=== SET PROBLEM ===
Go through the listing below and list every line with "Longueuil".

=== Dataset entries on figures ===
----
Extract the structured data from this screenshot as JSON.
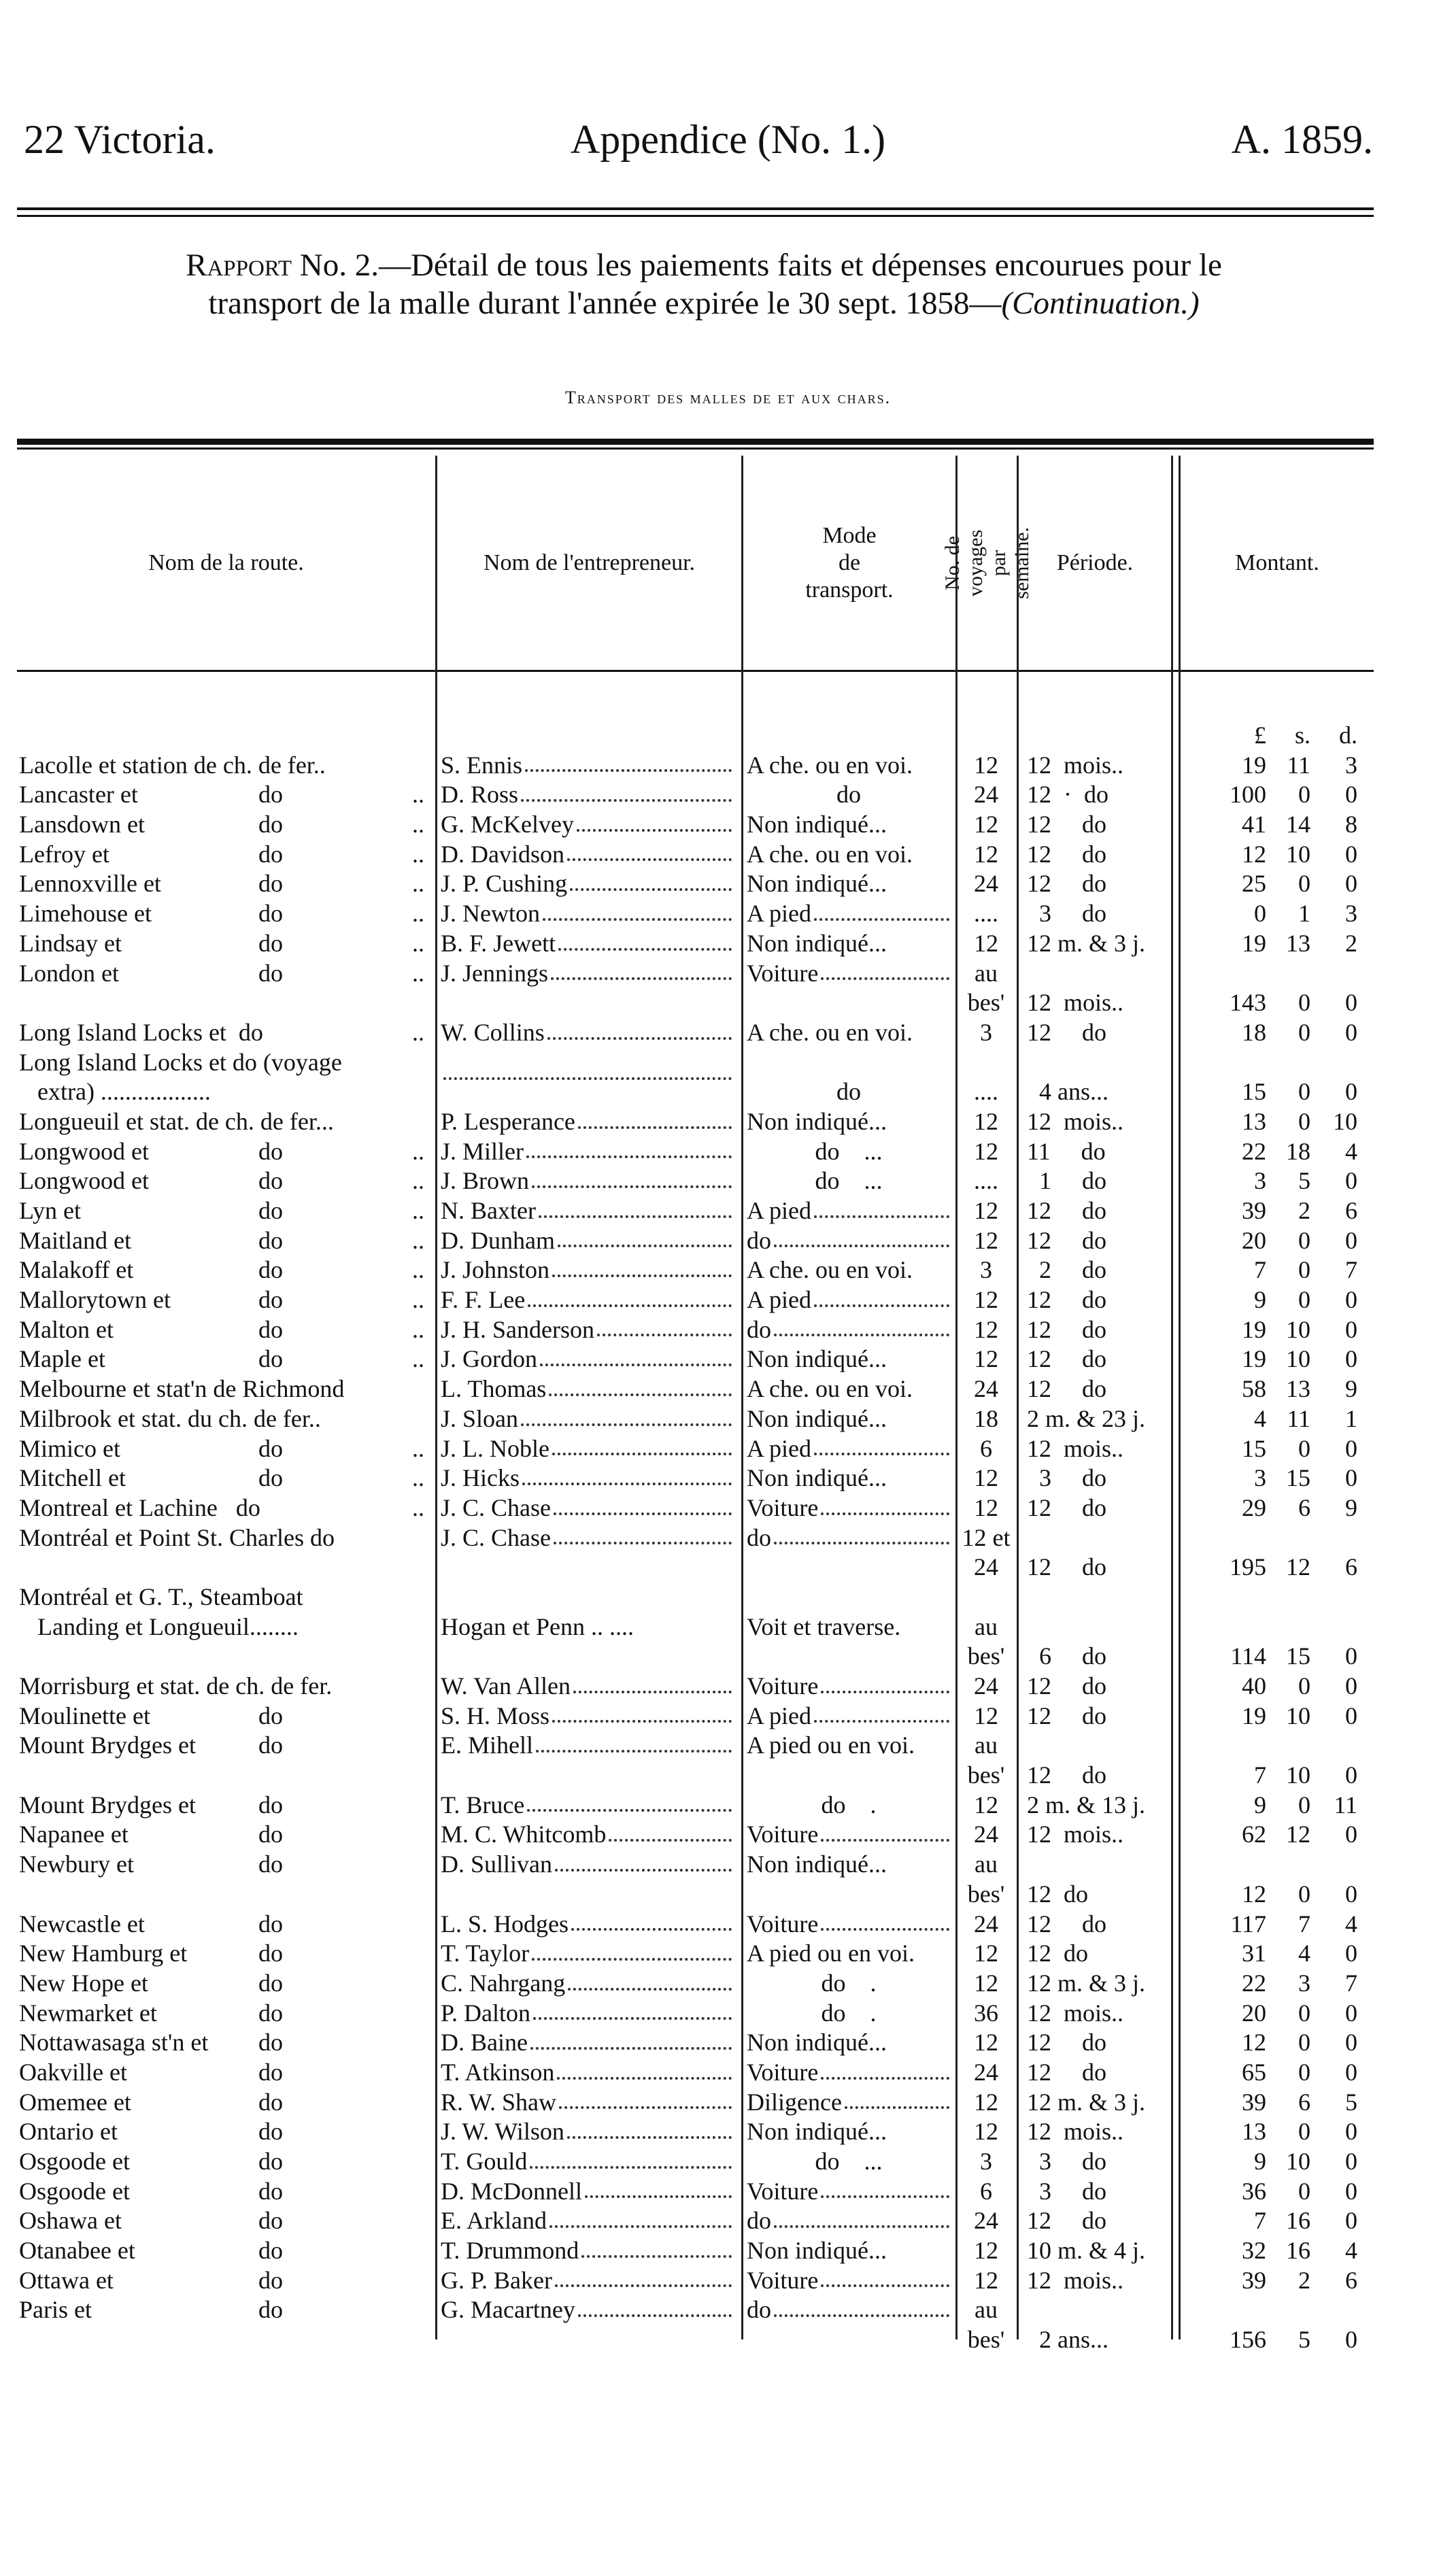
{
  "header": {
    "left": "22 Victoria.",
    "center": "Appendice (No. 1.)",
    "right": "A. 1859."
  },
  "report": {
    "label": "Rapport",
    "line1": " No. 2.—Détail de tous les paiements faits et dépenses encourues pour le",
    "line2": "transport de la malle durant l'année expirée le 30 sept. 1858—",
    "continuation": "(Continuation.)"
  },
  "section_title": "Transport des malles de et aux chars.",
  "columns": {
    "route": "Nom de la route.",
    "contractor": "Nom de l'entrepreneur.",
    "mode": "Mode\nde\ntransport.",
    "voyages": "No. de voyages par semaine.",
    "period": "Période.",
    "amount": "Montant."
  },
  "units": {
    "l": "£",
    "s": "s.",
    "d": "d."
  },
  "rows": [
    {
      "route": "Lacolle et station de ch. de fer..",
      "con": "S. Ennis",
      "mode": "A che. ou en voi.",
      "voy": "12",
      "per": "12  mois..",
      "l": "19",
      "s": "11",
      "d": "3"
    },
    {
      "route": "Lancaster et",
      "do": "do",
      "dd": "..",
      "con": "D. Ross",
      "mode": "do",
      "modec": true,
      "voy": "24",
      "per": "12  ·  do",
      "l": "100",
      "s": "0",
      "d": "0"
    },
    {
      "route": "Lansdown et",
      "do": "do",
      "dd": "..",
      "con": "G. McKelvey",
      "mode": "Non indiqué...",
      "voy": "12",
      "per": "12     do",
      "l": "41",
      "s": "14",
      "d": "8"
    },
    {
      "route": "Lefroy et",
      "do": "do",
      "dd": "..",
      "con": "D. Davidson",
      "mode": "A che. ou en voi.",
      "voy": "12",
      "per": "12     do",
      "l": "12",
      "s": "10",
      "d": "0"
    },
    {
      "route": "Lennoxville et",
      "do": "do",
      "dd": "..",
      "con": "J. P. Cushing",
      "mode": "Non indiqué...",
      "voy": "24",
      "per": "12     do",
      "l": "25",
      "s": "0",
      "d": "0"
    },
    {
      "route": "Limehouse et",
      "do": "do",
      "dd": "..",
      "con": "J. Newton",
      "mode": "A pied",
      "lead": true,
      "voy": "....",
      "per": "  3     do",
      "l": "0",
      "s": "1",
      "d": "3"
    },
    {
      "route": "Lindsay et",
      "do": "do",
      "dd": "..",
      "con": "B. F. Jewett",
      "mode": "Non indiqué...",
      "voy": "12",
      "per": "12 m. & 3 j.",
      "l": "19",
      "s": "13",
      "d": "2"
    },
    {
      "route": "London et",
      "do": "do",
      "dd": "..",
      "con": "J. Jennings",
      "mode": "Voiture",
      "lead": true,
      "voy": "au"
    },
    {
      "voy": "bes'",
      "per": "12  mois..",
      "l": "143",
      "s": "0",
      "d": "0"
    },
    {
      "route": "Long Island Locks et  do",
      "dd": "..",
      "con": "W. Collins",
      "mode": "A che. ou en voi.",
      "voy": "3",
      "per": "12     do",
      "l": "18",
      "s": "0",
      "d": "0"
    },
    {
      "route": "Long Island Locks et do (voyage"
    },
    {
      "route": "   extra) ..................",
      "con": "",
      "mode": "do",
      "modec": true,
      "voy": "....",
      "per": "  4 ans...",
      "l": "15",
      "s": "0",
      "d": "0"
    },
    {
      "route": "Longueuil et stat. de ch. de fer...",
      "con": "P. Lesperance",
      "mode": "Non indiqué...",
      "voy": "12",
      "per": "12  mois..",
      "l": "13",
      "s": "0",
      "d": "10"
    },
    {
      "route": "Longwood et",
      "do": "do",
      "dd": "..",
      "con": "J. Miller",
      "mode": "do    ...",
      "modec": true,
      "voy": "12",
      "per": "11     do",
      "l": "22",
      "s": "18",
      "d": "4"
    },
    {
      "route": "Longwood et",
      "do": "do",
      "dd": "..",
      "con": "J. Brown",
      "mode": "do    ...",
      "modec": true,
      "voy": "....",
      "per": "  1     do",
      "l": "3",
      "s": "5",
      "d": "0"
    },
    {
      "route": "Lyn et",
      "do": "do",
      "dd": "..",
      "con": "N. Baxter",
      "mode": "A pied",
      "lead": true,
      "voy": "12",
      "per": "12     do",
      "l": "39",
      "s": "2",
      "d": "6"
    },
    {
      "route": "Maitland et",
      "do": "do",
      "dd": "..",
      "con": "D. Dunham",
      "mode": "do",
      "lead": true,
      "voy": "12",
      "per": "12     do",
      "l": "20",
      "s": "0",
      "d": "0"
    },
    {
      "route": "Malakoff et",
      "do": "do",
      "dd": "..",
      "con": "J. Johnston",
      "mode": "A che. ou en voi.",
      "voy": "3",
      "per": "  2     do",
      "l": "7",
      "s": "0",
      "d": "7"
    },
    {
      "route": "Mallorytown et",
      "do": "do",
      "dd": "..",
      "con": "F. F. Lee",
      "mode": "A pied",
      "lead": true,
      "voy": "12",
      "per": "12     do",
      "l": "9",
      "s": "0",
      "d": "0"
    },
    {
      "route": "Malton et",
      "do": "do",
      "dd": "..",
      "con": "J. H. Sanderson",
      "mode": "do",
      "lead": true,
      "voy": "12",
      "per": "12     do",
      "l": "19",
      "s": "10",
      "d": "0"
    },
    {
      "route": "Maple et",
      "do": "do",
      "dd": "..",
      "con": "J. Gordon",
      "mode": "Non indiqué...",
      "voy": "12",
      "per": "12     do",
      "l": "19",
      "s": "10",
      "d": "0"
    },
    {
      "route": "Melbourne et stat'n de Richmond",
      "con": "L. Thomas",
      "mode": "A che. ou en voi.",
      "voy": "24",
      "per": "12     do",
      "l": "58",
      "s": "13",
      "d": "9"
    },
    {
      "route": "Milbrook et stat. du ch. de fer..",
      "con": "J. Sloan",
      "mode": "Non indiqué...",
      "voy": "18",
      "per": "2 m. & 23 j.",
      "l": "4",
      "s": "11",
      "d": "1"
    },
    {
      "route": "Mimico et",
      "do": "do",
      "dd": "..",
      "con": "J. L. Noble",
      "mode": "A pied",
      "lead": true,
      "voy": "6",
      "per": "12  mois..",
      "l": "15",
      "s": "0",
      "d": "0"
    },
    {
      "route": "Mitchell et",
      "do": "do",
      "dd": "..",
      "con": "J. Hicks",
      "mode": "Non indiqué...",
      "voy": "12",
      "per": "  3     do",
      "l": "3",
      "s": "15",
      "d": "0"
    },
    {
      "route": "Montreal et Lachine   do",
      "dd": "..",
      "con": "J. C. Chase",
      "mode": "Voiture",
      "lead": true,
      "voy": "12",
      "per": "12     do",
      "l": "29",
      "s": "6",
      "d": "9"
    },
    {
      "route": "Montréal et Point St. Charles do",
      "con": "J. C. Chase",
      "mode": "do",
      "lead": true,
      "voy": "12 et"
    },
    {
      "voy": "24",
      "per": "12     do",
      "l": "195",
      "s": "12",
      "d": "6"
    },
    {
      "route": "Montréal et G. T., Steamboat"
    },
    {
      "route": "   Landing et Longueuil........",
      "con": "Hogan et Penn .. ....",
      "nolead": true,
      "mode": "Voit et traverse.",
      "voy": "au"
    },
    {
      "voy": "bes'",
      "per": "  6     do",
      "l": "114",
      "s": "15",
      "d": "0"
    },
    {
      "route": "Morrisburg et stat. de ch. de fer.",
      "con": "W. Van Allen",
      "mode": "Voiture",
      "lead": true,
      "voy": "24",
      "per": "12     do",
      "l": "40",
      "s": "0",
      "d": "0"
    },
    {
      "route": "Moulinette et",
      "do": "do",
      "con": "S. H. Moss",
      "mode": "A pied",
      "lead": true,
      "voy": "12",
      "per": "12     do",
      "l": "19",
      "s": "10",
      "d": "0"
    },
    {
      "route": "Mount Brydges et",
      "do": "do",
      "con": "E. Mihell",
      "mode": "A pied ou en voi.",
      "voy": "au"
    },
    {
      "voy": "bes'",
      "per": "12     do",
      "l": "7",
      "s": "10",
      "d": "0"
    },
    {
      "route": "Mount Brydges et",
      "do": "do",
      "con": "T. Bruce",
      "mode": "do    .",
      "modec": true,
      "voy": "12",
      "per": "2 m. & 13 j.",
      "l": "9",
      "s": "0",
      "d": "11"
    },
    {
      "route": "Napanee et",
      "do": "do",
      "con": "M. C. Whitcomb",
      "mode": "Voiture",
      "lead": true,
      "voy": "24",
      "per": "12  mois..",
      "l": "62",
      "s": "12",
      "d": "0"
    },
    {
      "route": "Newbury et",
      "do": "do",
      "con": "D. Sullivan",
      "mode": "Non indiqué...",
      "voy": "au"
    },
    {
      "voy": "bes'",
      "per": "12  do",
      "l": "12",
      "s": "0",
      "d": "0"
    },
    {
      "route": "Newcastle et",
      "do": "do",
      "con": "L. S. Hodges",
      "mode": "Voiture",
      "lead": true,
      "voy": "24",
      "per": "12     do",
      "l": "117",
      "s": "7",
      "d": "4"
    },
    {
      "route": "New Hamburg et",
      "do": "do",
      "con": "T. Taylor",
      "mode": "A pied ou en voi.",
      "voy": "12",
      "per": "12  do",
      "l": "31",
      "s": "4",
      "d": "0"
    },
    {
      "route": "New Hope et",
      "do": "do",
      "con": "C. Nahrgang",
      "mode": "do    .",
      "modec": true,
      "voy": "12",
      "per": "12 m. & 3 j.",
      "l": "22",
      "s": "3",
      "d": "7"
    },
    {
      "route": "Newmarket et",
      "do": "do",
      "con": "P. Dalton",
      "mode": "do    .",
      "modec": true,
      "voy": "36",
      "per": "12  mois..",
      "l": "20",
      "s": "0",
      "d": "0"
    },
    {
      "route": "Nottawasaga st'n et",
      "do": "do",
      "con": "D. Baine",
      "mode": "Non indiqué...",
      "voy": "12",
      "per": "12     do",
      "l": "12",
      "s": "0",
      "d": "0"
    },
    {
      "route": "Oakville et",
      "do": "do",
      "con": "T. Atkinson",
      "mode": "Voiture",
      "lead": true,
      "voy": "24",
      "per": "12     do",
      "l": "65",
      "s": "0",
      "d": "0"
    },
    {
      "route": "Omemee et",
      "do": "do",
      "con": "R. W. Shaw",
      "mode": "Diligence",
      "lead": true,
      "voy": "12",
      "per": "12 m. & 3 j.",
      "l": "39",
      "s": "6",
      "d": "5"
    },
    {
      "route": "Ontario et",
      "do": "do",
      "con": "J. W. Wilson",
      "mode": "Non indiqué...",
      "voy": "12",
      "per": "12  mois..",
      "l": "13",
      "s": "0",
      "d": "0"
    },
    {
      "route": "Osgoode et",
      "do": "do",
      "con": "T. Gould",
      "mode": "do    ...",
      "modec": true,
      "voy": "3",
      "per": "  3     do",
      "l": "9",
      "s": "10",
      "d": "0"
    },
    {
      "route": "Osgoode et",
      "do": "do",
      "con": "D. McDonnell",
      "mode": "Voiture",
      "lead": true,
      "voy": "6",
      "per": "  3     do",
      "l": "36",
      "s": "0",
      "d": "0"
    },
    {
      "route": "Oshawa et",
      "do": "do",
      "con": "E. Arkland",
      "mode": "do",
      "lead": true,
      "voy": "24",
      "per": "12     do",
      "l": "7",
      "s": "16",
      "d": "0"
    },
    {
      "route": "Otanabee et",
      "do": "do",
      "con": "T. Drummond",
      "mode": "Non indiqué...",
      "voy": "12",
      "per": "10 m. & 4 j.",
      "l": "32",
      "s": "16",
      "d": "4"
    },
    {
      "route": "Ottawa et",
      "do": "do",
      "con": "G. P. Baker",
      "mode": "Voiture",
      "lead": true,
      "voy": "12",
      "per": "12  mois..",
      "l": "39",
      "s": "2",
      "d": "6"
    },
    {
      "route": "Paris et",
      "do": "do",
      "con": "G. Macartney",
      "mode": "do",
      "lead": true,
      "voy": "au"
    },
    {
      "voy": "bes'",
      "per": "  2 ans...",
      "l": "156",
      "s": "5",
      "d": "0"
    }
  ]
}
----
=== WRITTEN SOLUTION ===
      "route": "Longueuil et stat. de ch. de fer...",
      "route": "   Landing et Longueuil........",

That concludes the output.